Listings of element regions
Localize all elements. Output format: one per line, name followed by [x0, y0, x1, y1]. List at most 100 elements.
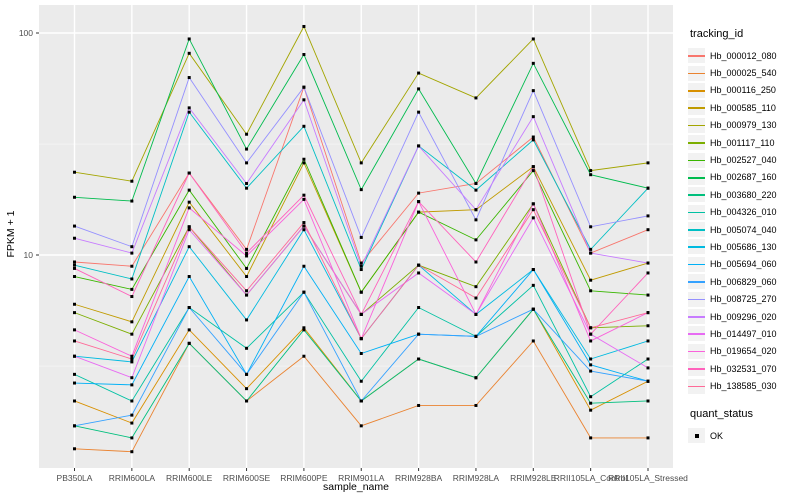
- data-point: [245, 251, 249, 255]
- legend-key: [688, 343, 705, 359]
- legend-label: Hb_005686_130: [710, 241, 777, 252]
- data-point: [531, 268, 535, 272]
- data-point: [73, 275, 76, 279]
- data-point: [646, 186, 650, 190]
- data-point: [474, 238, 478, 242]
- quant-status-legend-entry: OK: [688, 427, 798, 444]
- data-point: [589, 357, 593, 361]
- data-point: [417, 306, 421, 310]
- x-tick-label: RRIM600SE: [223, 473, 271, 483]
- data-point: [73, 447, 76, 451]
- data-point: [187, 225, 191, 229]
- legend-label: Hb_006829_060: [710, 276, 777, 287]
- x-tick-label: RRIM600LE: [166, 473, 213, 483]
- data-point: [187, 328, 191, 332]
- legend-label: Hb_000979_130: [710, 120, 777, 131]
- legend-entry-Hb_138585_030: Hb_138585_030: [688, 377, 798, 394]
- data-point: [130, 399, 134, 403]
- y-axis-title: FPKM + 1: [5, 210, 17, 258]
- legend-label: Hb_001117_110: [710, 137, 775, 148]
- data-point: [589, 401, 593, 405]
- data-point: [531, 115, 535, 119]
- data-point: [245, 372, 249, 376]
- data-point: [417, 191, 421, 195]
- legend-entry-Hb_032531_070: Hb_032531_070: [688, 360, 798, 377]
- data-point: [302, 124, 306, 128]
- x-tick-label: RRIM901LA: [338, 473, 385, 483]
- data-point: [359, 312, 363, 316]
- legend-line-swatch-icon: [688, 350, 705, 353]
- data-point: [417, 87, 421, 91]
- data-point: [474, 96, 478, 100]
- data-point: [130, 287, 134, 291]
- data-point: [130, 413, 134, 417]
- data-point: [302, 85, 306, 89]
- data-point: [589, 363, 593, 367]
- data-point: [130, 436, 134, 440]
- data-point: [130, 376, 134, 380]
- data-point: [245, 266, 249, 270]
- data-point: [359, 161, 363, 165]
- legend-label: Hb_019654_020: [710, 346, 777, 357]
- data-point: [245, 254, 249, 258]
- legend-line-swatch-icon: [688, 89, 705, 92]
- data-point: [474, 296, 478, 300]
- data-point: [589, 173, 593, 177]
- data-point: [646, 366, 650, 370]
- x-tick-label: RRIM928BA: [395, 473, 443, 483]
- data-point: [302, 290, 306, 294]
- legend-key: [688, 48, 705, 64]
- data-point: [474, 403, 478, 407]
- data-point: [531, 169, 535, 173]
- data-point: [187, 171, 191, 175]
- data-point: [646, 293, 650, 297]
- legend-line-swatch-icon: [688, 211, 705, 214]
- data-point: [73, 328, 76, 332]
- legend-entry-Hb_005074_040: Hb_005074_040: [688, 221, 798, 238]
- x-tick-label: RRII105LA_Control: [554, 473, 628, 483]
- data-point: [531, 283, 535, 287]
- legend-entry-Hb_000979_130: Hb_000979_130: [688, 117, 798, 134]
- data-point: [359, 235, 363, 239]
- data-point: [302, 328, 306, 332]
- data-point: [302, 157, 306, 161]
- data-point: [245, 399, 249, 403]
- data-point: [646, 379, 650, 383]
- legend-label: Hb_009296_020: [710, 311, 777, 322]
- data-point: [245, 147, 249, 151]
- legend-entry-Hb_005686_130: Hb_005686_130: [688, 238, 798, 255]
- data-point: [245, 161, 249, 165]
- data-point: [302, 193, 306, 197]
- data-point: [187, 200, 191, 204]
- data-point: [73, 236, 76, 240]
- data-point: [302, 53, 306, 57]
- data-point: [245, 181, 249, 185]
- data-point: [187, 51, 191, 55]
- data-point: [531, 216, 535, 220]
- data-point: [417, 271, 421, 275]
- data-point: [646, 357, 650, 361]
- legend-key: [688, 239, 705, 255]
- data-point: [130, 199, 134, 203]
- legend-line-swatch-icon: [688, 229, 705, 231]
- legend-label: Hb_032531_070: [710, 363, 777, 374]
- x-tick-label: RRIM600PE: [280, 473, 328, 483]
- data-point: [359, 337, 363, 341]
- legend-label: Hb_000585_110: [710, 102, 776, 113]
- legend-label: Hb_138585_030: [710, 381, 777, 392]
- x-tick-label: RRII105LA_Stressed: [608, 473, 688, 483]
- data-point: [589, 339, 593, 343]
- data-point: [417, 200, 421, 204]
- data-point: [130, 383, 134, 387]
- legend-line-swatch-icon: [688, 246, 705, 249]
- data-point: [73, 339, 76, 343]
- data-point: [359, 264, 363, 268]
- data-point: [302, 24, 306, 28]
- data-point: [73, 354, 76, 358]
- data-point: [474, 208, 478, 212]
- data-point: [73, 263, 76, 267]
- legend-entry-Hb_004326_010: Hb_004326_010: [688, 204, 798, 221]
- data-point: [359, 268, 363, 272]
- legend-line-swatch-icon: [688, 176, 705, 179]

◆ SET PROBLEM
Write out all of the material above line for line, changing nothing, and leave the pictures out of your copy.

◆ TASK SOLUTION
Localize all elements. Output format: one per line, name followed by [x0, y0, x1, y1]. List at most 100 elements.
- data-point: [245, 251, 249, 255]
- legend-key: [688, 343, 705, 359]
- legend-label: Hb_005686_130: [710, 241, 777, 252]
- data-point: [531, 268, 535, 272]
- data-point: [73, 275, 76, 279]
- data-point: [646, 186, 650, 190]
- data-point: [474, 238, 478, 242]
- quant-status-legend-entry: OK: [688, 427, 798, 444]
- data-point: [589, 357, 593, 361]
- data-point: [417, 306, 421, 310]
- x-tick-label: RRIM600SE: [223, 473, 271, 483]
- data-point: [73, 447, 76, 451]
- data-point: [187, 225, 191, 229]
- legend-label: Hb_006829_060: [710, 276, 777, 287]
- x-tick-label: RRIM600LE: [166, 473, 213, 483]
- data-point: [187, 328, 191, 332]
- legend-label: Hb_000979_130: [710, 120, 777, 131]
- legend-entry-Hb_138585_030: Hb_138585_030: [688, 377, 798, 394]
- data-point: [130, 399, 134, 403]
- y-axis-title: FPKM + 1: [5, 210, 17, 258]
- legend-label: Hb_001117_110: [710, 137, 775, 148]
- data-point: [589, 401, 593, 405]
- data-point: [531, 115, 535, 119]
- data-point: [245, 372, 249, 376]
- data-point: [417, 191, 421, 195]
- legend-entry-Hb_032531_070: Hb_032531_070: [688, 360, 798, 377]
- data-point: [302, 124, 306, 128]
- x-tick-label: RRIM901LA: [338, 473, 385, 483]
- data-point: [359, 312, 363, 316]
- legend-line-swatch-icon: [688, 350, 705, 353]
- data-point: [417, 87, 421, 91]
- data-point: [474, 96, 478, 100]
- data-point: [130, 287, 134, 291]
- data-point: [130, 413, 134, 417]
- data-point: [302, 85, 306, 89]
- data-point: [589, 363, 593, 367]
- data-point: [130, 436, 134, 440]
- data-point: [130, 376, 134, 380]
- data-point: [245, 266, 249, 270]
- data-point: [359, 161, 363, 165]
- legend-label: Hb_019654_020: [710, 346, 777, 357]
- data-point: [245, 254, 249, 258]
- legend-line-swatch-icon: [688, 89, 705, 92]
- data-point: [474, 296, 478, 300]
- data-point: [589, 173, 593, 177]
- data-point: [646, 366, 650, 370]
- x-tick-label: RRIM928BA: [395, 473, 443, 483]
- data-point: [302, 290, 306, 294]
- legend-key: [688, 48, 705, 64]
- data-point: [474, 403, 478, 407]
- data-point: [531, 169, 535, 173]
- data-point: [187, 171, 191, 175]
- data-point: [646, 293, 650, 297]
- legend-line-swatch-icon: [688, 211, 705, 214]
- data-point: [73, 328, 76, 332]
- legend-entry-Hb_005074_040: Hb_005074_040: [688, 221, 798, 238]
- x-tick-label: RRII105LA_Control: [554, 473, 628, 483]
- data-point: [531, 283, 535, 287]
- legend-entry-Hb_000979_130: Hb_000979_130: [688, 117, 798, 134]
- data-point: [359, 235, 363, 239]
- data-point: [302, 328, 306, 332]
- data-point: [302, 157, 306, 161]
- data-point: [245, 399, 249, 403]
- data-point: [646, 379, 650, 383]
- legend-label: Hb_009296_020: [710, 311, 777, 322]
- data-point: [245, 147, 249, 151]
- legend-entry-Hb_005686_130: Hb_005686_130: [688, 238, 798, 255]
- data-point: [245, 161, 249, 165]
- data-point: [302, 193, 306, 197]
- data-point: [187, 200, 191, 204]
- data-point: [73, 236, 76, 240]
- data-point: [302, 53, 306, 57]
- data-point: [245, 181, 249, 185]
- data-point: [187, 51, 191, 55]
- data-point: [531, 216, 535, 220]
- data-point: [417, 271, 421, 275]
- data-point: [646, 357, 650, 361]
- legend-key: [688, 239, 705, 255]
- data-point: [130, 199, 134, 203]
- legend-line-swatch-icon: [688, 229, 705, 231]
- legend-label: Hb_032531_070: [710, 363, 777, 374]
- x-tick-label: RRIM600PE: [280, 473, 328, 483]
- data-point: [359, 337, 363, 341]
- legend-label: Hb_000585_110: [710, 102, 776, 113]
- legend-label: Hb_138585_030: [710, 381, 777, 392]
- x-tick-label: RRII105LA_Stressed: [608, 473, 688, 483]
- data-point: [589, 339, 593, 343]
- data-point: [417, 200, 421, 204]
- data-point: [130, 383, 134, 387]
- legend-line-swatch-icon: [688, 246, 705, 249]
- data-point: [73, 339, 76, 343]
- data-point: [359, 264, 363, 268]
- data-point: [302, 24, 306, 28]
- data-point: [73, 354, 76, 358]
- data-point: [474, 208, 478, 212]
- data-point: [73, 263, 76, 267]
- legend-entry-Hb_004326_010: Hb_004326_010: [688, 204, 798, 221]
- data-point: [359, 268, 363, 272]
- legend-line-swatch-icon: [688, 176, 705, 179]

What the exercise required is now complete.